PROBLEM DETAILS: With the pictures excluded, repeat every entry exactly.

BEGIN MATERIAL TO PROCESS

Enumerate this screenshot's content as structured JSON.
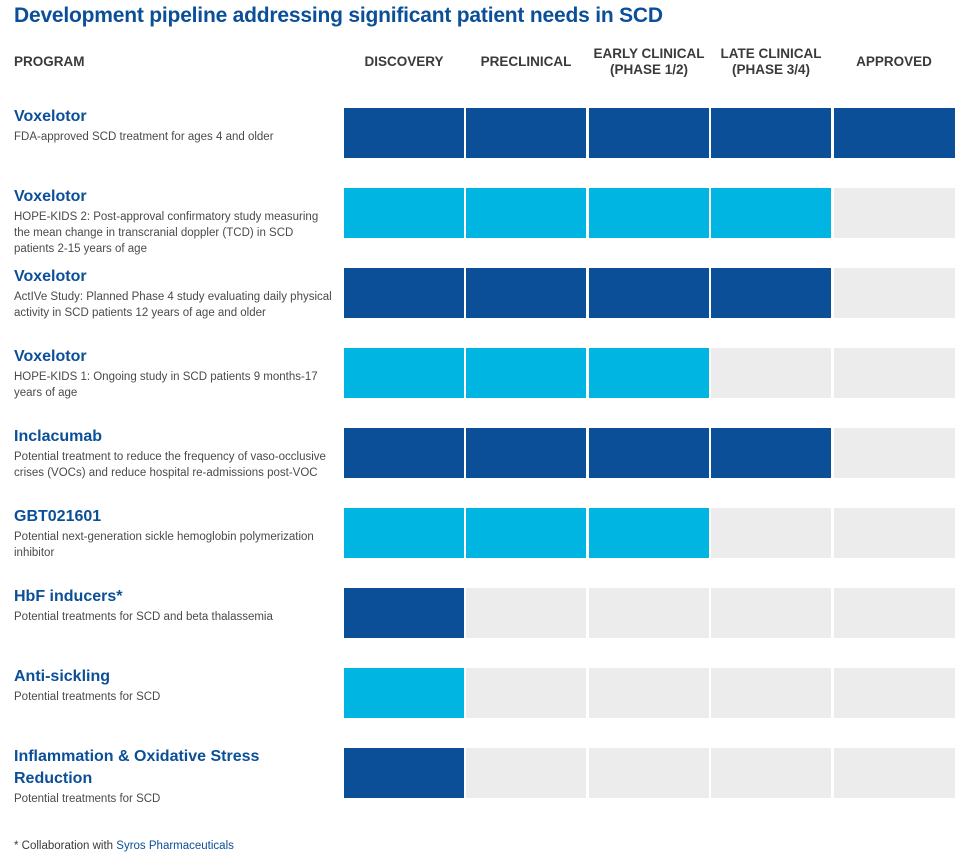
{
  "title": "Development pipeline addressing significant patient needs in SCD",
  "colors": {
    "dark": "#0a4f98",
    "light": "#00b5e2",
    "empty": "#ececec"
  },
  "chart_data": {
    "type": "table",
    "program_header": "PROGRAM",
    "stages": [
      {
        "line1": "DISCOVERY",
        "line2": ""
      },
      {
        "line1": "PRECLINICAL",
        "line2": ""
      },
      {
        "line1": "EARLY CLINICAL",
        "line2": "(PHASE 1/2)"
      },
      {
        "line1": "LATE CLINICAL",
        "line2": "(PHASE 3/4)"
      },
      {
        "line1": "APPROVED",
        "line2": ""
      }
    ],
    "programs": [
      {
        "name": "Voxelotor",
        "description": "FDA-approved SCD treatment for ages 4 and older",
        "stages_completed": 5,
        "color": "dark"
      },
      {
        "name": "Voxelotor",
        "description": "HOPE-KIDS 2: Post-approval confirmatory study measuring the mean change in transcranial doppler (TCD) in SCD patients 2-15 years of age",
        "stages_completed": 4,
        "color": "light"
      },
      {
        "name": "Voxelotor",
        "description": "ActIVe Study: Planned Phase 4 study evaluating daily physical activity in SCD patients 12 years of age and older",
        "stages_completed": 4,
        "color": "dark"
      },
      {
        "name": "Voxelotor",
        "description": "HOPE-KIDS 1: Ongoing study in SCD patients 9 months-17 years of age",
        "stages_completed": 3,
        "color": "light"
      },
      {
        "name": "Inclacumab",
        "description": "Potential treatment to reduce the frequency of vaso-occlusive crises (VOCs) and reduce hospital re-admissions post-VOC",
        "stages_completed": 4,
        "color": "dark"
      },
      {
        "name": "GBT021601",
        "description": "Potential next-generation sickle hemoglobin polymerization inhibitor",
        "stages_completed": 3,
        "color": "light"
      },
      {
        "name": "HbF inducers*",
        "description": "Potential treatments for SCD and beta thalassemia",
        "stages_completed": 1,
        "color": "dark"
      },
      {
        "name": "Anti-sickling",
        "description": "Potential treatments for SCD",
        "stages_completed": 1,
        "color": "light"
      },
      {
        "name": "Inflammation & Oxidative Stress Reduction",
        "description": "Potential treatments for SCD",
        "stages_completed": 1,
        "color": "dark"
      }
    ]
  },
  "footnote": {
    "prefix": "* Collaboration with ",
    "link": "Syros Pharmaceuticals"
  }
}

END MATERIAL TO PROCESS

ANSWER TO THE PROBLEM:
Enumerate this screenshot's content as structured JSON.
{
  "title": "Development pipeline addressing significant patient needs in SCD",
  "colors": {
    "dark": "#0a4f98",
    "light": "#00b5e2",
    "empty": "#ececec"
  },
  "chart_data": {
    "type": "table",
    "program_header": "PROGRAM",
    "stages": [
      {
        "line1": "DISCOVERY",
        "line2": ""
      },
      {
        "line1": "PRECLINICAL",
        "line2": ""
      },
      {
        "line1": "EARLY CLINICAL",
        "line2": "(PHASE 1/2)"
      },
      {
        "line1": "LATE CLINICAL",
        "line2": "(PHASE 3/4)"
      },
      {
        "line1": "APPROVED",
        "line2": ""
      }
    ],
    "programs": [
      {
        "name": "Voxelotor",
        "description": "FDA-approved SCD treatment for ages 4 and older",
        "stages_completed": 5,
        "color": "dark"
      },
      {
        "name": "Voxelotor",
        "description": "HOPE-KIDS 2: Post-approval confirmatory study measuring the mean change in transcranial doppler (TCD) in SCD patients 2-15 years of age",
        "stages_completed": 4,
        "color": "light"
      },
      {
        "name": "Voxelotor",
        "description": "ActIVe Study: Planned Phase 4 study evaluating daily physical activity in SCD patients 12 years of age and older",
        "stages_completed": 4,
        "color": "dark"
      },
      {
        "name": "Voxelotor",
        "description": "HOPE-KIDS 1: Ongoing study in SCD patients 9 months-17 years of age",
        "stages_completed": 3,
        "color": "light"
      },
      {
        "name": "Inclacumab",
        "description": "Potential treatment to reduce the frequency of vaso-occlusive crises (VOCs) and reduce hospital re-admissions post-VOC",
        "stages_completed": 4,
        "color": "dark"
      },
      {
        "name": "GBT021601",
        "description": "Potential next-generation sickle hemoglobin polymerization inhibitor",
        "stages_completed": 3,
        "color": "light"
      },
      {
        "name": "HbF inducers*",
        "description": "Potential treatments for SCD and beta thalassemia",
        "stages_completed": 1,
        "color": "dark"
      },
      {
        "name": "Anti-sickling",
        "description": "Potential treatments for SCD",
        "stages_completed": 1,
        "color": "light"
      },
      {
        "name": "Inflammation & Oxidative Stress Reduction",
        "description": "Potential treatments for SCD",
        "stages_completed": 1,
        "color": "dark"
      }
    ]
  },
  "footnote": {
    "prefix": "* Collaboration with ",
    "link": "Syros Pharmaceuticals"
  }
}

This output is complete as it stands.